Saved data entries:
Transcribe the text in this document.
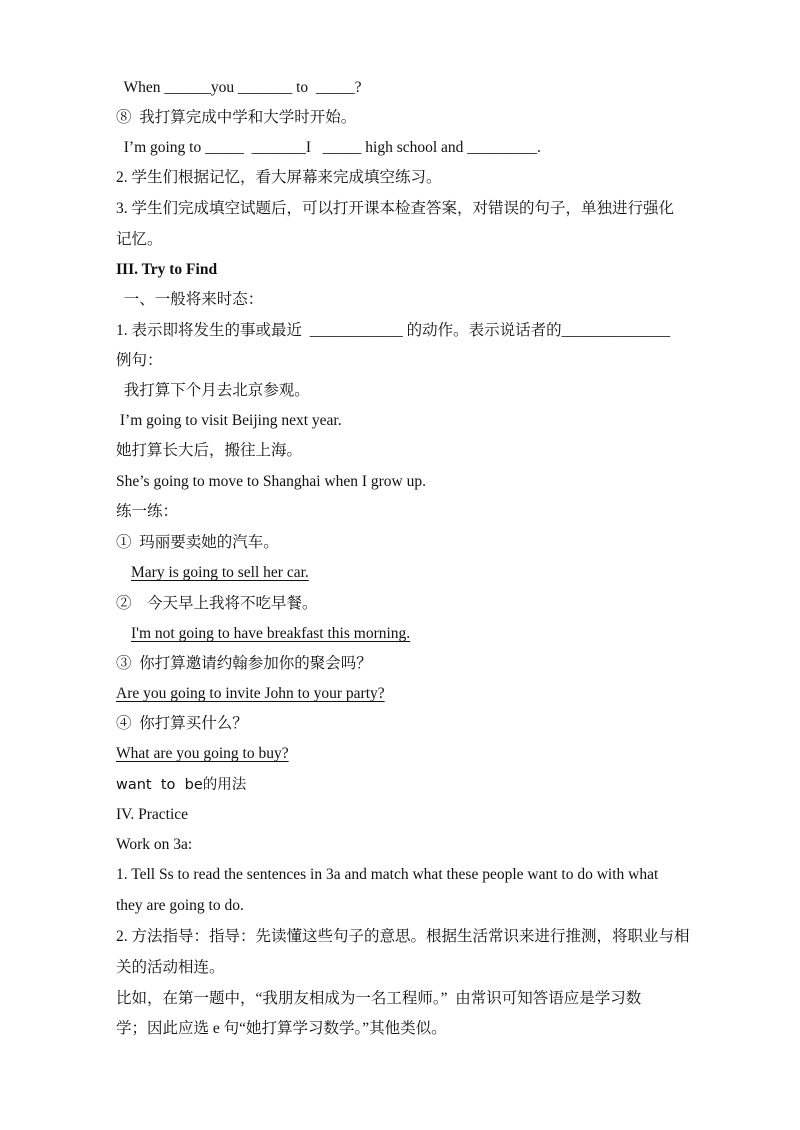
When ______you _______ to  _____?
⑧  我打算完成中学和大学时开始。
I’m going to _____  _______I   _____ high school and _________.
2. 学生们根据记忆，看大屏幕来完成填空练习。
3. 学生们完成填空试题后，可以打开课本检查答案，对错误的句子，单独进行强化
记忆。
III. Try to Find
一、一般将来时态：
1. 表示即将发生的事或最近  ____________ 的动作。表示说话者的______________
例句：
我打算下个月去北京参观。
I’m going to visit Beijing next year.
她打算长大后，搬往上海。
She’s going to move to Shanghai when I grow up.
练一练：
①  玛丽要卖她的汽车。
Mary is going to sell her car.
②    今天早上我将不吃早餐。
I'm not going to have breakfast this morning.
③  你打算邀请约翰参加你的聚会吗？
Are you going to invite John to your party?
④  你打算买什么？
What are you going to buy?
want  to  be的用法
IV. Practice
Work on 3a:
1. Tell Ss to read the sentences in 3a and match what these people want to do with what
they are going to do.
2. 方法指导：指导：先读懂这些句子的意思。根据生活常识来进行推测，将职业与相
关的活动相连。
比如，在第一题中，“我朋友相成为一名工程师。”  由常识可知答语应是学习数
学；因此应选 e 句“她打算学习数学。”其他类似。
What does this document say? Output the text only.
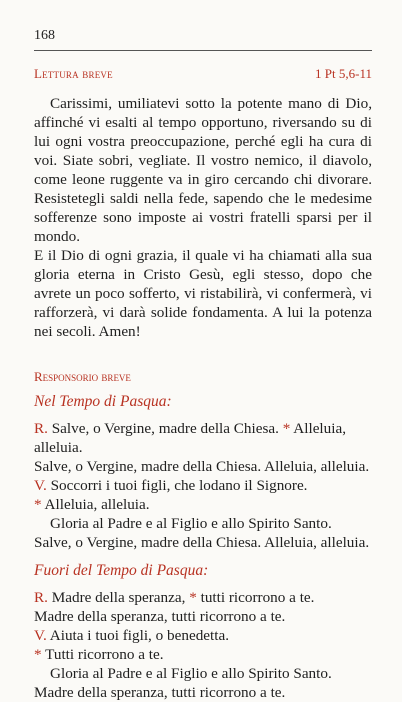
168
Lettura breve	1 Pt 5,6-11

Carissimi, umiliatevi sotto la potente mano di Dio, affinché vi esalti al tempo opportuno, riversando su di lui ogni vostra preoccupazione, perché egli ha cura di voi. Siate sobri, vegliate. Il vostro nemico, il diavolo, come leone ruggente va in giro cercando chi divorare. Resistetegli saldi nella fede, sapendo che le medesime sofferenze sono imposte ai vostri fratelli sparsi per il mondo.

E il Dio di ogni grazia, il quale vi ha chiamati alla sua gloria eterna in Cristo Gesù, egli stesso, dopo che avrete un poco sofferto, vi ristabilirà, vi confermerà, vi rafforzerà, vi darà solide fondamenta. A lui la potenza nei secoli. Amen!

Responsorio breve
Nel Tempo di Pasqua:

R. Salve, o Vergine, madre della Chiesa. * Alleluia, alleluia.

Salve, o Vergine, madre della Chiesa. Alleluia, alleluia.

V. Soccorri i tuoi figli, che lodano il Signore.

* Alleluia, alleluia.

Gloria al Padre e al Figlio e allo Spirito Santo.

Salve, o Vergine, madre della Chiesa. Alleluia, alleluia.

Fuori del Tempo di Pasqua:

R. Madre della speranza, * tutti ricorrono a te.

Madre della speranza, tutti ricorrono a te.

V. Aiuta i tuoi figli, o benedetta.

* Tutti ricorrono a te.

Gloria al Padre e al Figlio e allo Spirito Santo.

Madre della speranza, tutti ricorrono a te.
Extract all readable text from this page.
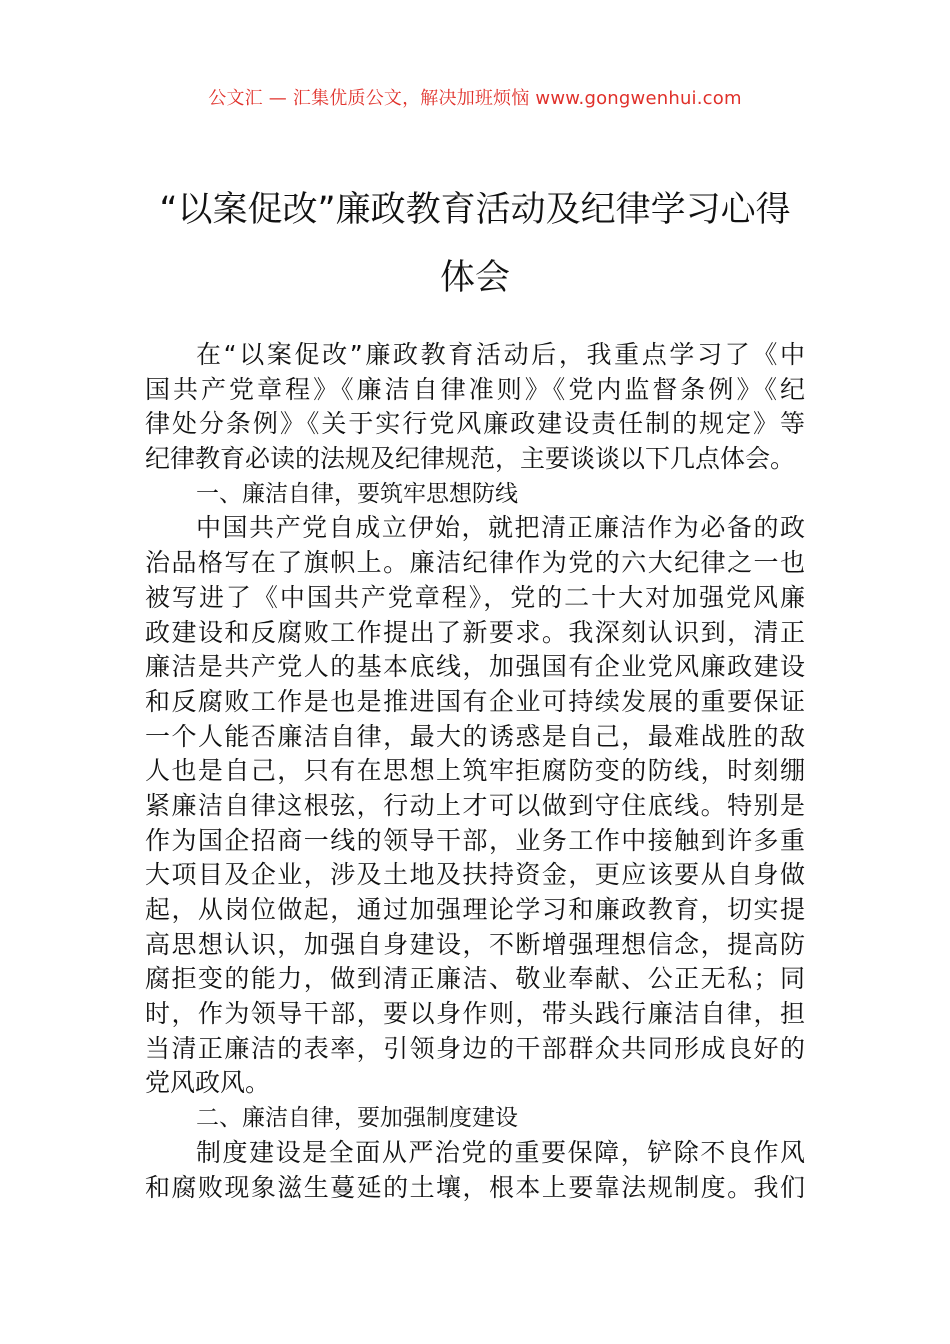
公文汇 — 汇集优质公文，解决加班烦恼 www.gongwenhui.com
“以案促改”廉政教育活动及纪律学习心得
体会
在“以案促改”廉政教育活动后，我重点学习了《中
国共产党章程》《廉洁自律准则》《党内监督条例》《纪
律处分条例》《关于实行党风廉政建设责任制的规定》等
纪律教育必读的法规及纪律规范，主要谈谈以下几点体会。
一、廉洁自律，要筑牢思想防线
中国共产党自成立伊始，就把清正廉洁作为必备的政
治品格写在了旗帜上。廉洁纪律作为党的六大纪律之一也
被写进了《中国共产党章程》，党的二十大对加强党风廉
政建设和反腐败工作提出了新要求。我深刻认识到，清正
廉洁是共产党人的基本底线，加强国有企业党风廉政建设
和反腐败工作是也是推进国有企业可持续发展的重要保证
一个人能否廉洁自律，最大的诱惑是自己，最难战胜的敌
人也是自己，只有在思想上筑牢拒腐防变的防线，时刻绷
紧廉洁自律这根弦，行动上才可以做到守住底线。特别是
作为国企招商一线的领导干部，业务工作中接触到许多重
大项目及企业，涉及土地及扶持资金，更应该要从自身做
起，从岗位做起，通过加强理论学习和廉政教育，切实提
高思想认识，加强自身建设，不断增强理想信念，提高防
腐拒变的能力，做到清正廉洁、敬业奉献、公正无私；同
时，作为领导干部，要以身作则，带头践行廉洁自律，担
当清正廉洁的表率，引领身边的干部群众共同形成良好的
党风政风。
二、廉洁自律，要加强制度建设
制度建设是全面从严治党的重要保障，铲除不良作风
和腐败现象滋生蔓延的土壤，根本上要靠法规制度。我们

> **TASK BRIEF**:
Only the lines from the one containing "Extract all readable text from this page." through the last line of the entries above belong in the copy; reproduce them exactly and drop every picture.

> **OUTPUT FOR THIS TASK**:
Extract all readable text from this page.
公文汇 — 汇集优质公文，解决加班烦恼 www.gongwenhui.com
“以案促改”廉政教育活动及纪律学习心得
体会
在“以案促改”廉政教育活动后，我重点学习了《中
国共产党章程》《廉洁自律准则》《党内监督条例》《纪
律处分条例》《关于实行党风廉政建设责任制的规定》等
纪律教育必读的法规及纪律规范，主要谈谈以下几点体会。
一、廉洁自律，要筑牢思想防线
中国共产党自成立伊始，就把清正廉洁作为必备的政
治品格写在了旗帜上。廉洁纪律作为党的六大纪律之一也
被写进了《中国共产党章程》，党的二十大对加强党风廉
政建设和反腐败工作提出了新要求。我深刻认识到，清正
廉洁是共产党人的基本底线，加强国有企业党风廉政建设
和反腐败工作是也是推进国有企业可持续发展的重要保证
一个人能否廉洁自律，最大的诱惑是自己，最难战胜的敌
人也是自己，只有在思想上筑牢拒腐防变的防线，时刻绷
紧廉洁自律这根弦，行动上才可以做到守住底线。特别是
作为国企招商一线的领导干部，业务工作中接触到许多重
大项目及企业，涉及土地及扶持资金，更应该要从自身做
起，从岗位做起，通过加强理论学习和廉政教育，切实提
高思想认识，加强自身建设，不断增强理想信念，提高防
腐拒变的能力，做到清正廉洁、敬业奉献、公正无私；同
时，作为领导干部，要以身作则，带头践行廉洁自律，担
当清正廉洁的表率，引领身边的干部群众共同形成良好的
党风政风。
二、廉洁自律，要加强制度建设
制度建设是全面从严治党的重要保障，铲除不良作风
和腐败现象滋生蔓延的土壤，根本上要靠法规制度。我们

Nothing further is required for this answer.